▸ EXERCISE DETAILS:
Pull every line with the word "średnicy" out of the entries below.

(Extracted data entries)
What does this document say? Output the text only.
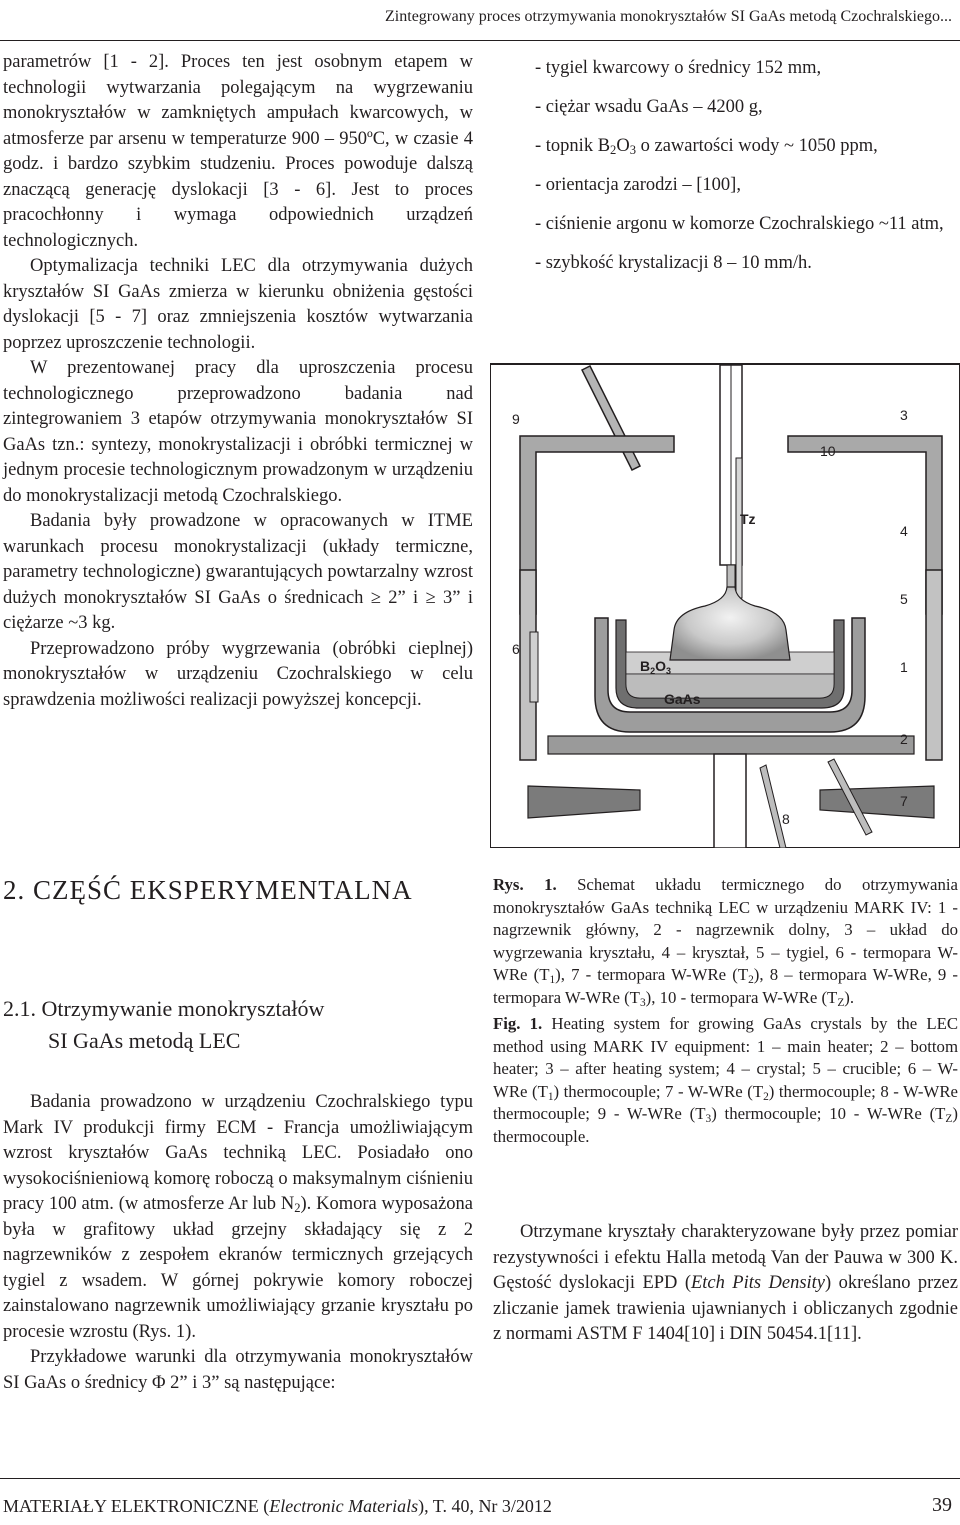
Zintegrowany proces otrzymywania monokryształów SI GaAs metodą Czochralskiego...

parametrów [1 - 2]. Proces ten jest osobnym etapem w technologii wytwarzania polegającym na wygrzewaniu monokryształów w zamkniętych ampułach kwarcowych, w atmosferze par arsenu w temperaturze 900 – 950ºC, w czasie 4 godz. i bardzo szybkim studzeniu. Proces powoduje dalszą znaczącą generację dyslokacji [3 - 6]. Jest to proces pracochłonny i wymaga odpowiednich urządzeń technologicznych.

Optymalizacja techniki LEC dla otrzymywania dużych kryształów SI GaAs zmierza w kierunku obniżenia gęstości dyslokacji [5 - 7] oraz zmniejszenia kosztów wytwarzania poprzez uproszczenie technologii.

W prezentowanej pracy dla uproszczenia procesu technologicznego przeprowadzono badania nad zintegrowaniem 3 etapów otrzymywania monokryształów SI GaAs tzn.: syntezy, monokrystalizacji i obróbki termicznej w jednym procesie technologicznym prowadzonym w urządzeniu do monokrystalizacji metodą Czochralskiego.

Badania były prowadzone w opracowanych w ITME warunkach procesu monokrystalizacji (układy termiczne, parametry technologiczne) gwarantujących powtarzalny wzrost dużych monokryształów SI GaAs o średnicach ≥ 2” i ≥ 3” i ciężarze ~3 kg.

Przeprowadzono próby wygrzewania (obróbki cieplnej) monokryształów w urządzeniu Czochralskiego w celu sprawdzenia możliwości realizacji powyższej koncepcji.

- tygiel kwarcowy o średnicy 152 mm,
- ciężar wsadu GaAs – 4200 g,
- topnik $B_2O_3$ o zawartości wody ~ 1050 ppm,
- orientacja zarodzi – [100],
- ciśnienie argonu w komorze Czochralskiego ~11 atm,
- szybkość krystalizacji 8 – 10 mm/h.
9	3
10
Tz
4
5
6
1
2
7
8
$B_2O_3$
GaAs
2. CZĘŚĆ EKSPERYMENTALNA
2.1. Otrzymywanie monokryształów
SI GaAs metodą LEC

Badania prowadzono w urządzeniu Czochralskiego typu Mark IV produkcji firmy ECM - Francja umożliwiającym wzrost kryształów GaAs techniką LEC. Posiadało ono wysokociśnieniową komorę roboczą o maksymalnym ciśnieniu pracy 100 atm. (w atmosferze Ar lub $N_2$). Komora wyposażona była w grafitowy układ grzejny składający się z 2 nagrzewników z zespołem ekranów termicznych grzejących tygiel z wsadem. W górnej pokrywie komory roboczej zainstalowano nagrzewnik umożliwiający grzanie kryształu po procesie wzrostu (Rys. 1).

Przykładowe warunki dla otrzymywania monokryształów SI GaAs o średnicy Φ 2” i 3” są następujące:

Rys. 1. Schemat układu termicznego do otrzymywania monokryształów GaAs techniką LEC w urządzeniu MARK IV: 1 - nagrzewnik główny, 2 - nagrzewnik dolny, 3 – układ do wygrzewania kryształu, 4 – kryształ, 5 – tygiel, 6 - termopara W-WRe $(T_1)$, 7 - termopara W-WRe $(T_2)$, 8 – termopara W-WRe, 9 - termopara W-WRe $(T_3)$, 10 - termopara W-WRe $(T_Z)$.

Fig. 1. Heating system for growing GaAs crystals by the LEC method using MARK IV equipment: 1 – main heater; 2 – bottom heater; 3 – after heating system; 4 – crystal; 5 – crucible; 6 – W-WRe $(T_1)$ thermocouple; 7 - W-WRe $(T_2)$ thermocouple; 8 - W-WRe thermocouple; 9 - W-WRe $(T_3)$ thermocouple; 10 - W-WRe $(T_Z)$ thermocouple.

Otrzymane kryształy charakteryzowane były przez pomiar rezystywności i efektu Halla metodą Van der Pauwa w 300 K. Gęstość dyslokacji EPD (Etch Pits Density) określano przez zliczanie jamek trawienia ujawnianych i obliczanych zgodnie z normami ASTM F 1404[10] i DIN 50454.1[11].

MATERIAŁY ELEKTRONICZNE (Electronic Materials), T. 40, Nr 3/2012	39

▸ RESPONSE:
- tygiel kwarcowy o średnicy 152 mm,
Przykładowe warunki dla otrzymywania monokryształów SI GaAs o średnicy Φ 2” i 3” są następujące:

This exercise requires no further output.